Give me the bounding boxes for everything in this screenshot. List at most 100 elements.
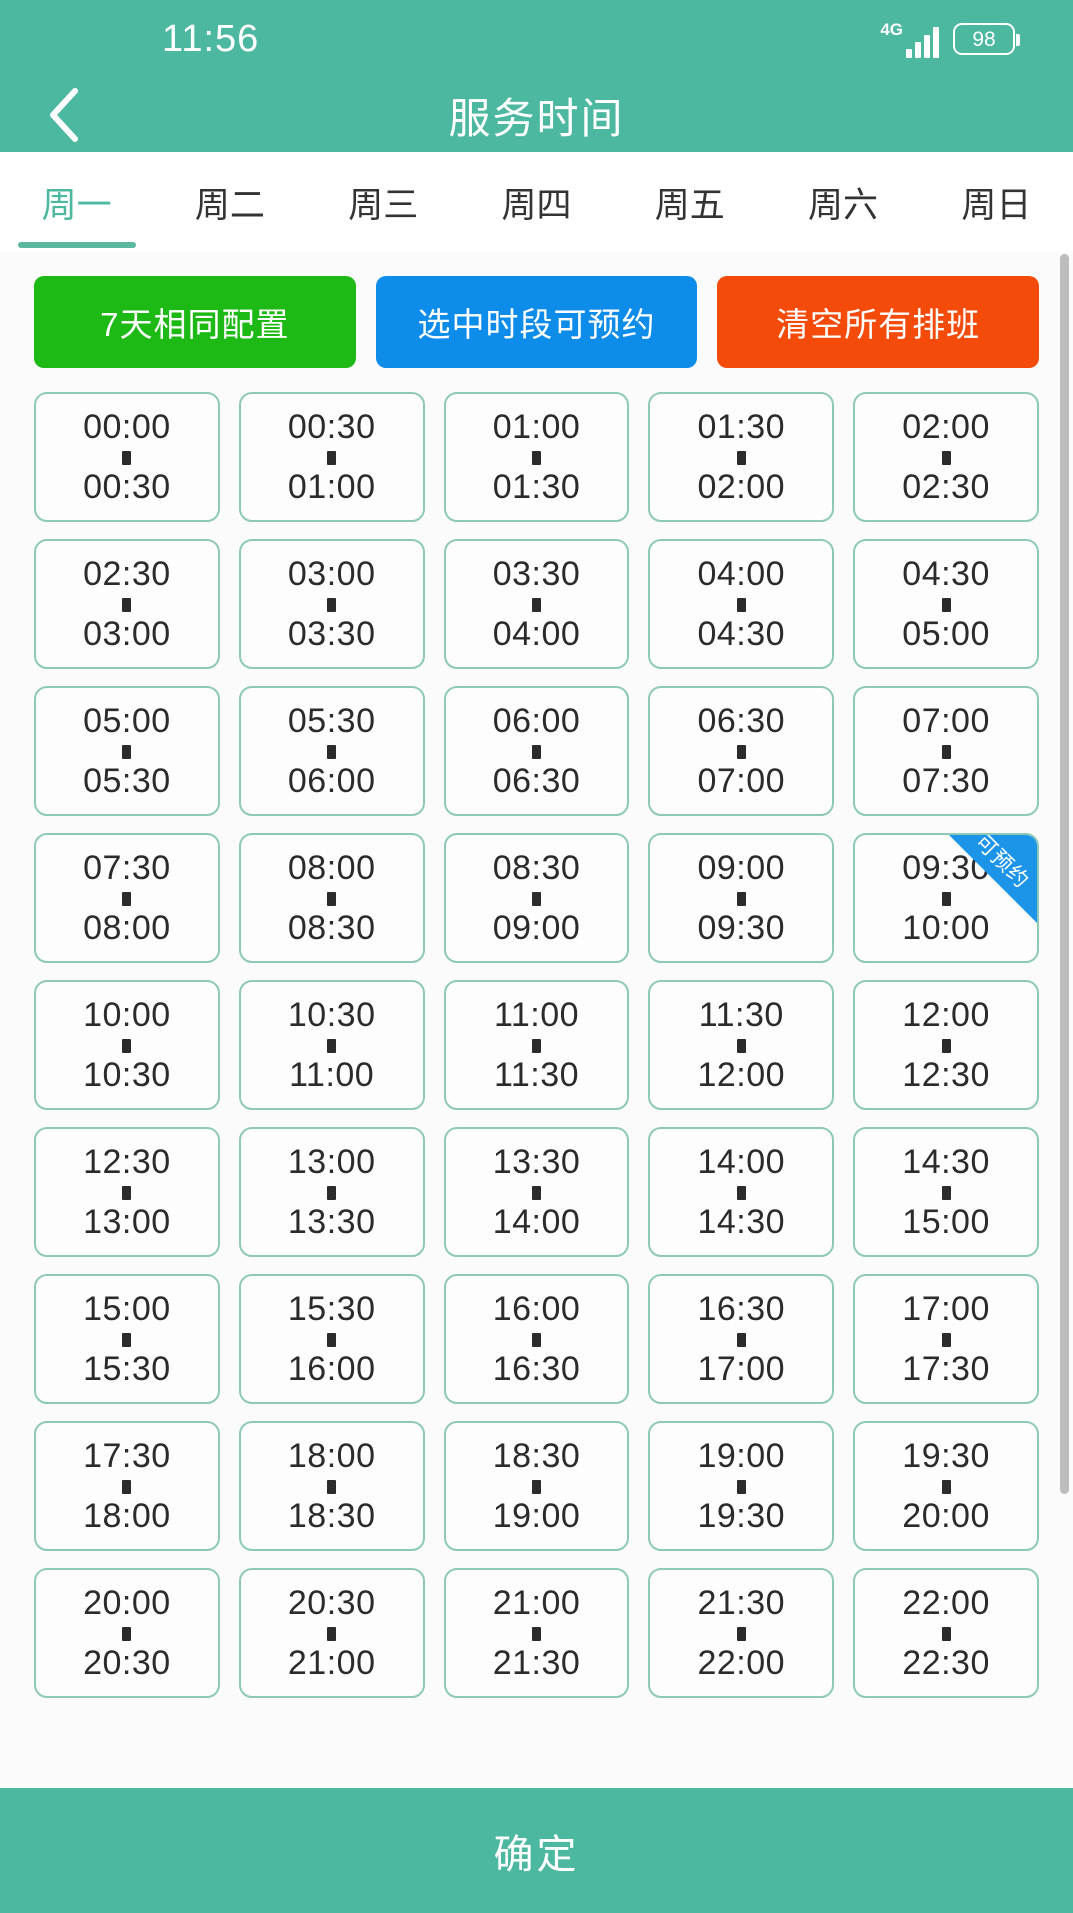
time-slot-cell[interactable]: 14:30 15:00: [853, 1127, 1039, 1257]
time-slot-cell[interactable]: 06:00 06:30: [443, 686, 630, 816]
time-slot-cell[interactable]: 19:00 19:30: [648, 1421, 835, 1551]
tab-weekday-2[interactable]: 周二: [153, 152, 306, 252]
time-slot-cell[interactable]: 04:30 05:00: [853, 539, 1039, 669]
slot-end-time: 11:00: [289, 1055, 375, 1094]
clear-all-schedule-button[interactable]: 清空所有排班: [717, 276, 1040, 368]
copy-to-all-days-button[interactable]: 7天相同配置: [34, 276, 356, 368]
slot-separator-icon: [122, 1332, 132, 1347]
slot-start-time: 10:00: [83, 995, 171, 1034]
time-slot-cell[interactable]: 02:30 03:00: [34, 539, 220, 669]
tab-weekday-6[interactable]: 周六: [766, 152, 919, 252]
time-slot-cell[interactable]: 17:30 18:00: [34, 1421, 220, 1551]
tab-weekday-4[interactable]: 周四: [460, 152, 613, 252]
back-button[interactable]: [30, 80, 100, 150]
tab-label: 周一: [41, 185, 112, 225]
slot-separator-icon: [327, 1332, 337, 1347]
time-slot-cell[interactable]: 12:30 13:00: [34, 1127, 220, 1257]
time-slot-cell[interactable]: 17:00 17:30: [853, 1274, 1039, 1404]
tab-weekday-3[interactable]: 周三: [307, 152, 460, 252]
slot-separator-icon: [941, 1332, 951, 1347]
slot-start-time: 03:30: [492, 554, 581, 593]
time-slot-cell[interactable]: 03:30 04:00: [443, 539, 630, 669]
schedule-scroll-area[interactable]: 7天相同配置 选中时段可预约 清空所有排班 00:00 00:30 00:30 01:00…: [0, 252, 1073, 1788]
time-slot-cell[interactable]: 10:30 11:00: [238, 980, 425, 1110]
mark-selected-bookable-button[interactable]: 选中时段可预约: [375, 276, 698, 368]
slot-separator-icon: [531, 450, 541, 465]
slot-separator-icon: [531, 1626, 541, 1641]
time-slot-cell[interactable]: 18:00 18:30: [238, 1421, 425, 1551]
time-slot-cell[interactable]: 13:30 14:00: [443, 1127, 630, 1257]
time-slot-cell[interactable]: 04:00 04:30: [648, 539, 835, 669]
slot-end-time: 12:00: [697, 1055, 786, 1094]
slot-separator-icon: [736, 450, 746, 465]
time-slot-cell[interactable]: 22:00 22:30: [853, 1568, 1039, 1698]
time-slot-cell[interactable]: 00:30 01:00: [238, 392, 425, 522]
time-slot-cell[interactable]: 07:00 07:30: [853, 686, 1039, 816]
time-slot-cell[interactable]: 02:00 02:30: [853, 392, 1039, 522]
page-title: 服务时间: [448, 94, 625, 142]
slot-end-time: 04:30: [697, 614, 786, 653]
tab-weekday-7[interactable]: 周日: [920, 152, 1073, 252]
slot-separator-icon: [941, 744, 951, 759]
time-slot-cell[interactable]: 19:30 20:00: [853, 1421, 1039, 1551]
signal-icon: 4G: [880, 21, 939, 58]
slot-end-time: 07:30: [902, 761, 990, 800]
time-slot-cell[interactable]: 05:30 06:00: [238, 686, 425, 816]
slot-end-time: 07:00: [697, 761, 786, 800]
time-slot-cell[interactable]: 15:30 16:00: [238, 1274, 425, 1404]
slot-separator-icon: [736, 1332, 746, 1347]
time-slot-cell[interactable]: 16:30 17:00: [648, 1274, 835, 1404]
action-button-label: 选中时段可预约: [417, 306, 656, 343]
time-slot-cell[interactable]: 18:30 19:00: [443, 1421, 630, 1551]
time-slot-cell[interactable]: 15:00 15:30: [34, 1274, 220, 1404]
tab-weekday-1[interactable]: 周一: [0, 152, 153, 252]
time-slot-cell[interactable]: 01:00 01:30: [443, 392, 630, 522]
time-slot-cell[interactable]: 09:30 10:00 可预约: [853, 833, 1039, 963]
time-slot-cell[interactable]: 05:00 05:30: [34, 686, 220, 816]
confirm-button-label: 确定: [493, 1832, 580, 1877]
slot-separator-icon: [531, 1185, 541, 1200]
time-slot-cell[interactable]: 14:00 14:30: [648, 1127, 835, 1257]
slot-end-time: 20:30: [83, 1643, 171, 1682]
slot-separator-icon: [941, 450, 951, 465]
time-slot-cell[interactable]: 16:00 16:30: [443, 1274, 630, 1404]
slot-start-time: 04:30: [902, 554, 990, 593]
confirm-button[interactable]: 确定: [0, 1788, 1073, 1913]
action-button-label: 7天相同配置: [100, 306, 290, 343]
slot-end-time: 03:30: [287, 614, 376, 653]
time-slot-cell[interactable]: 00:00 00:30: [34, 392, 220, 522]
time-slot-cell[interactable]: 20:30 21:00: [238, 1568, 425, 1698]
time-slot-cell[interactable]: 21:00 21:30: [443, 1568, 630, 1698]
time-slot-cell[interactable]: 08:30 09:00: [443, 833, 630, 963]
slot-end-time: 14:00: [492, 1202, 581, 1241]
slot-end-time: 04:00: [492, 614, 581, 653]
network-type-label: 4G: [880, 19, 903, 39]
slot-end-time: 19:30: [697, 1496, 786, 1535]
slot-separator-icon: [327, 1185, 337, 1200]
time-slot-cell[interactable]: 21:30 22:00: [648, 1568, 835, 1698]
status-bar: 11:56 4G 98: [0, 0, 1073, 78]
slot-start-time: 14:30: [902, 1142, 990, 1181]
time-slot-cell[interactable]: 01:30 02:00: [648, 392, 835, 522]
time-slot-cell[interactable]: 11:30 12:00: [648, 980, 835, 1110]
time-slot-cell[interactable]: 12:00 12:30: [853, 980, 1039, 1110]
time-slot-cell[interactable]: 20:00 20:30: [34, 1568, 220, 1698]
slot-separator-icon: [531, 1332, 541, 1347]
slot-start-time: 00:30: [287, 407, 376, 446]
slot-start-time: 06:00: [492, 701, 581, 740]
time-slot-cell[interactable]: 06:30 07:00: [648, 686, 835, 816]
time-slot-cell[interactable]: 09:00 09:30: [648, 833, 835, 963]
slot-start-time: 02:00: [902, 407, 990, 446]
tab-weekday-5[interactable]: 周五: [613, 152, 766, 252]
time-slot-cell[interactable]: 13:00 13:30: [238, 1127, 425, 1257]
time-slot-cell[interactable]: 07:30 08:00: [34, 833, 220, 963]
time-slot-cell[interactable]: 08:00 08:30: [238, 833, 425, 963]
slot-end-time: 19:00: [492, 1496, 581, 1535]
app-root: 11:56 4G 98 服务时间 周一 周二 周三 周四 周五 周六 周日 7天相同配置 选中…: [0, 0, 1073, 1913]
tab-label: 周五: [654, 185, 725, 225]
slot-end-time: 02:30: [902, 467, 990, 506]
signal-bars-icon: [906, 26, 939, 58]
time-slot-cell[interactable]: 10:00 10:30: [34, 980, 220, 1110]
time-slot-cell[interactable]: 11:00 11:30: [443, 980, 630, 1110]
time-slot-cell[interactable]: 03:00 03:30: [238, 539, 425, 669]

____________

DIRECTIONS FOR THIS TASK ::
Rewrite the items above as a JSON list of strings, with one string per line and no blank lines. Omit the pictures.

PROBLEM SOLUTION ::
[
  "Give me the bounding boxes for everything in this screenshot. List at most 100 elements.",
  "time-slot-cell[interactable]: 14:30 15:00: [853, 1127, 1039, 1257]",
  "time-slot-cell[interactable]: 06:00 06:30: [443, 686, 630, 816]",
  "time-slot-cell[interactable]: 19:00 19:30: [648, 1421, 835, 1551]",
  "tab-weekday-2[interactable]: 周二: [153, 152, 306, 252]",
  "time-slot-cell[interactable]: 04:30 05:00: [853, 539, 1039, 669]",
  "slot-end-time: 11:00: [289, 1055, 375, 1094]",
  "clear-all-schedule-button[interactable]: 清空所有排班: [717, 276, 1040, 368]",
  "copy-to-all-days-button[interactable]: 7天相同配置: [34, 276, 356, 368]",
  "slot-separator-icon: [122, 1332, 132, 1347]",
  "slot-start-time: 10:00: [83, 995, 171, 1034]",
  "time-slot-cell[interactable]: 02:30 03:00: [34, 539, 220, 669]",
  "tab-weekday-6[interactable]: 周六: [766, 152, 919, 252]",
  "time-slot-cell[interactable]: 17:30 18:00: [34, 1421, 220, 1551]",
  "tab-weekday-4[interactable]: 周四: [460, 152, 613, 252]",
  "back-button[interactable]: [30, 80, 100, 150]",
  "tab-label: 周一: [41, 185, 112, 225]",
  "slot-separator-icon: [327, 1332, 337, 1347]",
  "time-slot-cell[interactable]: 12:30 13:00: [34, 1127, 220, 1257]",
  "time-slot-cell[interactable]: 17:00 17:30: [853, 1274, 1039, 1404]",
  "tab-weekday-3[interactable]: 周三: [307, 152, 460, 252]",
  "slot-separator-icon: [941, 1332, 951, 1347]",
  "slot-start-time: 03:30: [492, 554, 581, 593]",
  "time-slot-cell[interactable]: 03:30 04:00: [443, 539, 630, 669]",
  "schedule-scroll-area[interactable]: 7天相同配置 选中时段可预约 清空所有排班 00:00 00:30 00:30 01:00…: [0, 252, 1073, 1788]",
  "time-slot-cell[interactable]: 10:30 11:00: [238, 980, 425, 1110]",
  "mark-selected-bookable-button[interactable]: 选中时段可预约: [375, 276, 698, 368]",
  "slot-separator-icon: [531, 450, 541, 465]",
  "slot-separator-icon: [531, 1626, 541, 1641]",
  "time-slot-cell[interactable]: 18:00 18:30: [238, 1421, 425, 1551]",
  "time-slot-cell[interactable]: 13:30 14:00: [443, 1127, 630, 1257]",
  "time-slot-cell[interactable]: 04:00 04:30: [648, 539, 835, 669]",
  "slot-end-time: 12:00: [697, 1055, 786, 1094]",
  "slot-separator-icon: [736, 450, 746, 465]",
  "time-slot-cell[interactable]: 22:00 22:30: [853, 1568, 1039, 1698]",
  "time-slot-cell[interactable]: 00:30 01:00: [238, 392, 425, 522]",
  "time-slot-cell[interactable]: 07:00 07:30: [853, 686, 1039, 816]",
  "time-slot-cell[interactable]: 02:00 02:30: [853, 392, 1039, 522]",
  "page-title: 服务时间: [448, 94, 625, 142]",
  "slot-end-time: 04:30: [697, 614, 786, 653]",
  "tab-weekday-7[interactable]: 周日: [920, 152, 1073, 252]",
  "slot-separator-icon: [941, 744, 951, 759]",
  "time-slot-cell[interactable]: 19:30 20:00: [853, 1421, 1039, 1551]",
  "signal-icon: 4G: [880, 21, 939, 58]",
  "slot-end-time: 07:30: [902, 761, 990, 800]",
  "time-slot-cell[interactable]: 05:30 06:00: [238, 686, 425, 816]",
  "slot-end-time: 07:00: [697, 761, 786, 800]",
  "time-slot-cell[interactable]: 15:30 16:00: [238, 1274, 425, 1404]",
  "slot-separator-icon: [736, 1332, 746, 1347]",
  "time-slot-cell[interactable]: 16:30 17:00: [648, 1274, 835, 1404]",
  "action-button-label: 选中时段可预约: [417, 306, 656, 343]",
  "time-slot-cell[interactable]: 18:30 19:00: [443, 1421, 630, 1551]",
  "time-slot-cell[interactable]: 15:00 15:30: [34, 1274, 220, 1404]",
  "tab-weekday-1[interactable]: 周一: [0, 152, 153, 252]",
  "time-slot-cell[interactable]: 01:00 01:30: [443, 392, 630, 522]",
  "time-slot-cell[interactable]: 09:30 10:00 可预约: [853, 833, 1039, 963]",
  "time-slot-cell[interactable]: 05:00 05:30: [34, 686, 220, 816]",
  "confirm-button-label: 确定: [493, 1832, 580, 1877]",
  "slot-separator-icon: [531, 1185, 541, 1200]",
  "time-slot-cell[interactable]: 14:00 14:30: [648, 1127, 835, 1257]",
  "slot-end-time: 20:30: [83, 1643, 171, 1682]",
  "slot-separator-icon: [941, 450, 951, 465]",
  "time-slot-cell[interactable]: 16:00 16:30: [443, 1274, 630, 1404]",
  "slot-start-time: 04:30: [902, 554, 990, 593]",
  "confirm-button[interactable]: 确定: [0, 1788, 1073, 1913]",
  "action-button-label: 7天相同配置: [100, 306, 290, 343]",
  "slot-end-time: 03:30: [287, 614, 376, 653]",
  "time-slot-cell[interactable]: 00:00 00:30: [34, 392, 220, 522]",
  "time-slot-cell[interactable]: 20:30 21:00: [238, 1568, 425, 1698]",
  "time-slot-cell[interactable]: 21:00 21:30: [443, 1568, 630, 1698]",
  "time-slot-cell[interactable]: 08:30 09:00: [443, 833, 630, 963]",
  "slot-end-time: 14:00: [492, 1202, 581, 1241]",
  "slot-end-time: 04:00: [492, 614, 581, 653]",
  "network-type-label: 4G: [880, 19, 903, 39]",
  "slot-end-time: 19:30: [697, 1496, 786, 1535]",
  "slot-separator-icon: [327, 1185, 337, 1200]",
  "time-slot-cell[interactable]: 21:30 22:00: [648, 1568, 835, 1698]",
  "status-bar: 11:56 4G 98: [0, 0, 1073, 78]",
  "slot-start-time: 14:30: [902, 1142, 990, 1181]",
  "time-slot-cell[interactable]: 01:30 02:00: [648, 392, 835, 522]",
  "time-slot-cell[interactable]: 11:30 12:00: [648, 980, 835, 1110]",
  "time-slot-cell[interactable]: 12:00 12:30: [853, 980, 1039, 1110]",
  "time-slot-cell[interactable]: 20:00 20:30: [34, 1568, 220, 1698]",
  "slot-separator-icon: [531, 1332, 541, 1347]",
  "slot-start-time: 00:30: [287, 407, 376, 446]",
  "slot-start-time: 06:00: [492, 701, 581, 740]",
  "time-slot-cell[interactable]: 06:30 07:00: [648, 686, 835, 816]",
  "time-slot-cell[interactable]: 09:00 09:30: [648, 833, 835, 963]",
  "slot-start-time: 02:00: [902, 407, 990, 446]",
  "tab-weekday-5[interactable]: 周五: [613, 152, 766, 252]",
  "time-slot-cell[interactable]: 13:00 13:30: [238, 1127, 425, 1257]",
  "time-slot-cell[interactable]: 07:30 08:00: [34, 833, 220, 963]",
  "time-slot-cell[interactable]: 08:00 08:30: [238, 833, 425, 963]",
  "slot-end-time: 19:00: [492, 1496, 581, 1535]",
  "app-root: 11:56 4G 98 服务时间 周一 周二 周三 周四 周五 周六 周日 7天相同配置 选中…: [0, 0, 1073, 1913]",
  "tab-label: 周五: [654, 185, 725, 225]",
  "slot-end-time: 02:30: [902, 467, 990, 506]",
  "signal-bars-icon: [906, 26, 939, 58]",
  "time-slot-cell[interactable]: 10:00 10:30: [34, 980, 220, 1110]",
  "time-slot-cell[interactable]: 11:00 11:30: [443, 980, 630, 1110]",
  "time-slot-cell[interactable]: 03:00 03:30: [238, 539, 425, 669]"
]